__Material provided__:

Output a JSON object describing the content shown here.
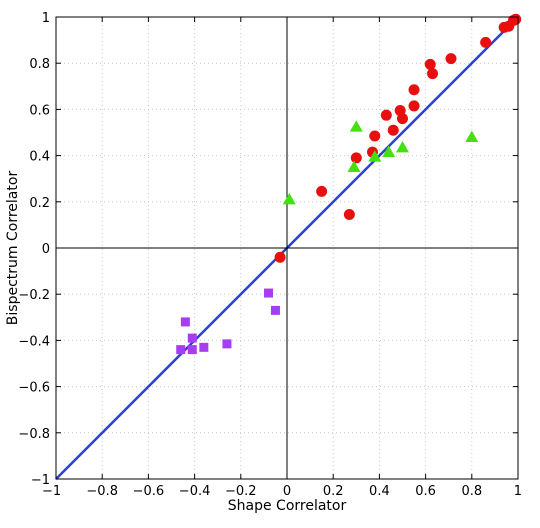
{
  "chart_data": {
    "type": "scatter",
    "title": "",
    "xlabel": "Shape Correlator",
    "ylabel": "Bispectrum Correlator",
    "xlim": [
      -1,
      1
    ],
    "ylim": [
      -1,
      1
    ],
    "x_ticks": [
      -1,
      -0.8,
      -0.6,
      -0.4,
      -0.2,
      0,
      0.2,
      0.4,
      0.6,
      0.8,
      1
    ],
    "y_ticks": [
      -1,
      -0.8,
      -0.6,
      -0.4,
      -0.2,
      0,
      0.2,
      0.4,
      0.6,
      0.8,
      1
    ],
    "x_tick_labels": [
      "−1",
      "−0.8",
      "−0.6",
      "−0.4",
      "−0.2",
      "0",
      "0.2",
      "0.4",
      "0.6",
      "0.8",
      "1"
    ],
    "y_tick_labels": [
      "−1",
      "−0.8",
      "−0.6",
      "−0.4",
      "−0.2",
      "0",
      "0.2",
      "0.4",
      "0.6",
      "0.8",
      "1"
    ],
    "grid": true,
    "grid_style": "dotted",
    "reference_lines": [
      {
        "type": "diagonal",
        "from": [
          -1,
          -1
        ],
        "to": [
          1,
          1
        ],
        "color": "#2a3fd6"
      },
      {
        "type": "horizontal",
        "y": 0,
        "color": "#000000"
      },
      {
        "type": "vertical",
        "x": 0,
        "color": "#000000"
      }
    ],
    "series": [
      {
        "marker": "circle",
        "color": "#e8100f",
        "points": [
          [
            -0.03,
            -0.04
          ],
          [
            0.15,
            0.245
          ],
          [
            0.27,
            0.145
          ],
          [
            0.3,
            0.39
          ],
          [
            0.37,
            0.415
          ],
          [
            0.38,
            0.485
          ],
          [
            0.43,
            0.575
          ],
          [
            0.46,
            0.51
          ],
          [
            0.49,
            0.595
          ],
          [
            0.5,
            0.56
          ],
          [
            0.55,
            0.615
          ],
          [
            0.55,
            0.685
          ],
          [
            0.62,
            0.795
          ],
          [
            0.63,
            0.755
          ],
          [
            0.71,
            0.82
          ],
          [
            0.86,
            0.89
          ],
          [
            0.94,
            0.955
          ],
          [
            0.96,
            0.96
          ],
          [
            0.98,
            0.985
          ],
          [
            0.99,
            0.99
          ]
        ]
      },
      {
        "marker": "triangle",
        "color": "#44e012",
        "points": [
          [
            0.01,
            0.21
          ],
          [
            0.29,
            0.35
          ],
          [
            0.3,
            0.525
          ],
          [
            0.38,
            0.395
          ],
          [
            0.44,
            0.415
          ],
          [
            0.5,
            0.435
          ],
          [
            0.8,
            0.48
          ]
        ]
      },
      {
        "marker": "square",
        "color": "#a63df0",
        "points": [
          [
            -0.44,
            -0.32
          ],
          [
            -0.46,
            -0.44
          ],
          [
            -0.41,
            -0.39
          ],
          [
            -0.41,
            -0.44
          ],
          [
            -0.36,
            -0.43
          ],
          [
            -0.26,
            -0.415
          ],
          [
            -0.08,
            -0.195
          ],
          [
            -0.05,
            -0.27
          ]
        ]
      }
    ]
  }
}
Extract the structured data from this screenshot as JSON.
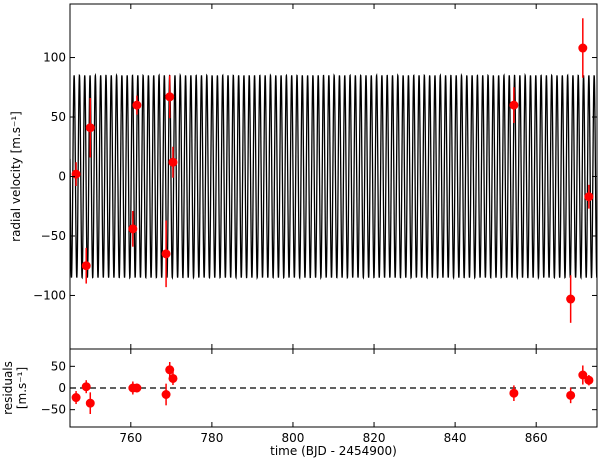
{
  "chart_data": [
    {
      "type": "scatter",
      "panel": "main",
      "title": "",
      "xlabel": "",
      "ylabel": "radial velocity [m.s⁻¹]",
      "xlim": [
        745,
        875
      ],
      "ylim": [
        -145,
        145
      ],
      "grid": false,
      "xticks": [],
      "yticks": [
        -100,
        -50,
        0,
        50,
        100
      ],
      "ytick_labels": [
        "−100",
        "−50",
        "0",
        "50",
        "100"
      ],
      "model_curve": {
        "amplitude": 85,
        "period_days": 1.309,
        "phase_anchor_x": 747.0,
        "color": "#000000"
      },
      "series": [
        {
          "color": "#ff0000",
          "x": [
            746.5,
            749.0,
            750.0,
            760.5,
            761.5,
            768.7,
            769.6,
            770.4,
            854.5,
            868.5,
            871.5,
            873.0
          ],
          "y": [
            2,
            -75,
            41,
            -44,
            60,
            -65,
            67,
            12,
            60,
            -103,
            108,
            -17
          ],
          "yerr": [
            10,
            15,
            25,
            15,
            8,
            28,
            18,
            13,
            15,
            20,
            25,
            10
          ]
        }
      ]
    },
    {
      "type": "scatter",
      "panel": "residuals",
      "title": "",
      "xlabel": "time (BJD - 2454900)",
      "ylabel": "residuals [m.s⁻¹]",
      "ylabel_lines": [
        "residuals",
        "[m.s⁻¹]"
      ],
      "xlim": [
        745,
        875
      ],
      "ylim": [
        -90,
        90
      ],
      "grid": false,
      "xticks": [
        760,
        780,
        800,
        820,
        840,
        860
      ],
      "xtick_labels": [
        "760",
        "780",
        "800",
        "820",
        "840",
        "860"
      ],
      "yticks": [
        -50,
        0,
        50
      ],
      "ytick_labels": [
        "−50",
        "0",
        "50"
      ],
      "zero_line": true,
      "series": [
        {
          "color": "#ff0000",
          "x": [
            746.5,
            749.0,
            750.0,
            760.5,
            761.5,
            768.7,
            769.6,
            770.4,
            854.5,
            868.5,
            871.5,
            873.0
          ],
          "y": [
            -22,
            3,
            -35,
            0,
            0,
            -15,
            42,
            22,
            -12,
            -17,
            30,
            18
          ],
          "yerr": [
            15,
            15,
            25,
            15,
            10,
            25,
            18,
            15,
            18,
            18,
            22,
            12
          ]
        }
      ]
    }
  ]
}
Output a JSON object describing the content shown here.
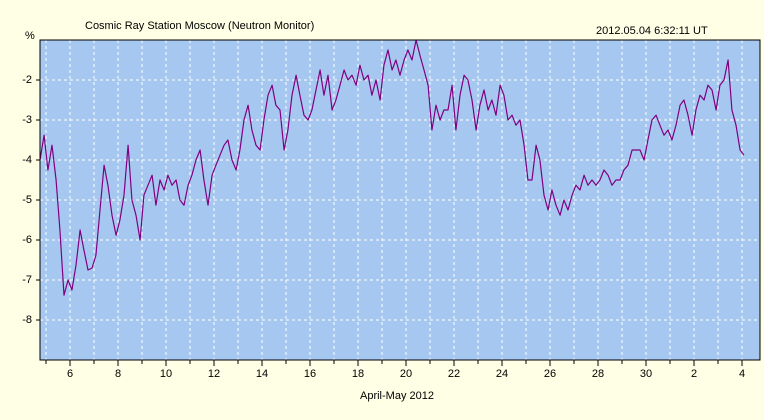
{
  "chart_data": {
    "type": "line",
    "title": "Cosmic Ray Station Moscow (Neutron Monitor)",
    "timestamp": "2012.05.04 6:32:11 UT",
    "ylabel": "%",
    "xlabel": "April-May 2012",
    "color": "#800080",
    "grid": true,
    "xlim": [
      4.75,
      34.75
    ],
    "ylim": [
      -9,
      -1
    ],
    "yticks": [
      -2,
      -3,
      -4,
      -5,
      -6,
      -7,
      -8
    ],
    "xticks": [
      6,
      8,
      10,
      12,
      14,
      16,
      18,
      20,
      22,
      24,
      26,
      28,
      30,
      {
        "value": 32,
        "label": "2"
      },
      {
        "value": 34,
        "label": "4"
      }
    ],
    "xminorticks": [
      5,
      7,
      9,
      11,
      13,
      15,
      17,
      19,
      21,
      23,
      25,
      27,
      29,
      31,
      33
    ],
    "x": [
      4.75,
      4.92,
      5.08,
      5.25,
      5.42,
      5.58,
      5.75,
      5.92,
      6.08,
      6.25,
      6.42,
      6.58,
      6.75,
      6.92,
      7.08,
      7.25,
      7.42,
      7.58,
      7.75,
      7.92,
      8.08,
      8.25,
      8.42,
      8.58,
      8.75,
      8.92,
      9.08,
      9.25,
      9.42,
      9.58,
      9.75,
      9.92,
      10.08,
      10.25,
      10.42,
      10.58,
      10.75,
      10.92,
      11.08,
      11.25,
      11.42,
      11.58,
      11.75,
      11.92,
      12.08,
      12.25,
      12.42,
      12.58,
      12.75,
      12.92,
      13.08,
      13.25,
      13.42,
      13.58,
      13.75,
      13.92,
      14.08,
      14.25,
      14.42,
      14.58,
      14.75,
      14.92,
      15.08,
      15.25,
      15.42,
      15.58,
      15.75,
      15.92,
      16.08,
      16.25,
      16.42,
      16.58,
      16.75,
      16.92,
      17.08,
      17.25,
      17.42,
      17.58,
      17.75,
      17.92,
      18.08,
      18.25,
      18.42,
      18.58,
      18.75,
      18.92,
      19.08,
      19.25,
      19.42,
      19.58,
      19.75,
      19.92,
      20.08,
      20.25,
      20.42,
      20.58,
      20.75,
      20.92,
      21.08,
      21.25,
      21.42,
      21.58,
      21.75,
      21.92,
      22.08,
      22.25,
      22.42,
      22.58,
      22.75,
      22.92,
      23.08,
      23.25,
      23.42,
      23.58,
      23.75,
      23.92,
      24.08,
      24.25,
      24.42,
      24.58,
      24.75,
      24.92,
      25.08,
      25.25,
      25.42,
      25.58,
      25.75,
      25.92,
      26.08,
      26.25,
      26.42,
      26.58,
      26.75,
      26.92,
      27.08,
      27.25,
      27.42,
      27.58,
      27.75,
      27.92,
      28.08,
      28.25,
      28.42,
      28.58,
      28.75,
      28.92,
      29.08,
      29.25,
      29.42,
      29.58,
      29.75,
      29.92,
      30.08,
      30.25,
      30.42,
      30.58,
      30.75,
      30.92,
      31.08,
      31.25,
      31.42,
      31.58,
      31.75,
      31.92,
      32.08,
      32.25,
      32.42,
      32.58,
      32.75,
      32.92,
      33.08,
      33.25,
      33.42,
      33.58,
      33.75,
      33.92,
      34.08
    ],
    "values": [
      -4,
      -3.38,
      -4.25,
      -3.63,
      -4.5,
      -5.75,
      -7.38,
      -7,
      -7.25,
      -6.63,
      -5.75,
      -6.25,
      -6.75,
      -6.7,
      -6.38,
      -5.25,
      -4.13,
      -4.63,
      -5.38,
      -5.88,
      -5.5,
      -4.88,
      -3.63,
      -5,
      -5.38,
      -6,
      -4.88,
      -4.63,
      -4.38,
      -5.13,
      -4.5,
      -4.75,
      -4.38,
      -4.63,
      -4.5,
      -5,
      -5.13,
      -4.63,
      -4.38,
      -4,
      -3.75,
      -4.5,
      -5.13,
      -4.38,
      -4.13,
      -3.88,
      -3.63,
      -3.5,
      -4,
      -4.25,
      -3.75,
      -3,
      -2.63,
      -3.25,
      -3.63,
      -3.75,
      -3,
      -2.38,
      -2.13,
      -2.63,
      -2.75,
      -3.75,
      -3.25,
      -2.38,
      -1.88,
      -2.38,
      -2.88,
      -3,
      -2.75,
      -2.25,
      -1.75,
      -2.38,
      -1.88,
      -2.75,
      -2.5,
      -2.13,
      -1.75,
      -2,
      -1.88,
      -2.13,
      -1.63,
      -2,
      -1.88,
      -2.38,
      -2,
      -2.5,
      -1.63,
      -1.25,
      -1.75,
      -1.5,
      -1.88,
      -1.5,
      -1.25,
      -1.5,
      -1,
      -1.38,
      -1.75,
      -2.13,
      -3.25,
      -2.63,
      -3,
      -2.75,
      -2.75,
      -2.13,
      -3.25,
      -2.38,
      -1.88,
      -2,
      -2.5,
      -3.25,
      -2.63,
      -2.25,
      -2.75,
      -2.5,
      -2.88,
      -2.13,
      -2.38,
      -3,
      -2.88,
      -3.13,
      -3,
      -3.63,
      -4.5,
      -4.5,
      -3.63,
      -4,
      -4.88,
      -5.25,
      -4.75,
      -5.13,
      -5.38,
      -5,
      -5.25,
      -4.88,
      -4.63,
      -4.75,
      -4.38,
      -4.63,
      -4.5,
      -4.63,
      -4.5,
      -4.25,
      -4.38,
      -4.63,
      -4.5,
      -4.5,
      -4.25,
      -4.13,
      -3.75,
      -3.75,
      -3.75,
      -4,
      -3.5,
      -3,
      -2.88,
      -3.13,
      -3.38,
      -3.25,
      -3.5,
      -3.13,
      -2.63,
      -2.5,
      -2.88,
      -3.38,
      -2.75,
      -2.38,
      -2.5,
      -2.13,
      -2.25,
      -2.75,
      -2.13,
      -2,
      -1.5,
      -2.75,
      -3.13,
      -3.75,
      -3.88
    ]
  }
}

__Goal__:
In the entries above, identify every line with the word "marker". Copy those lines.

__The answer__:
        "marker": "circle",
        "marker": "triangle",
        "marker": "square",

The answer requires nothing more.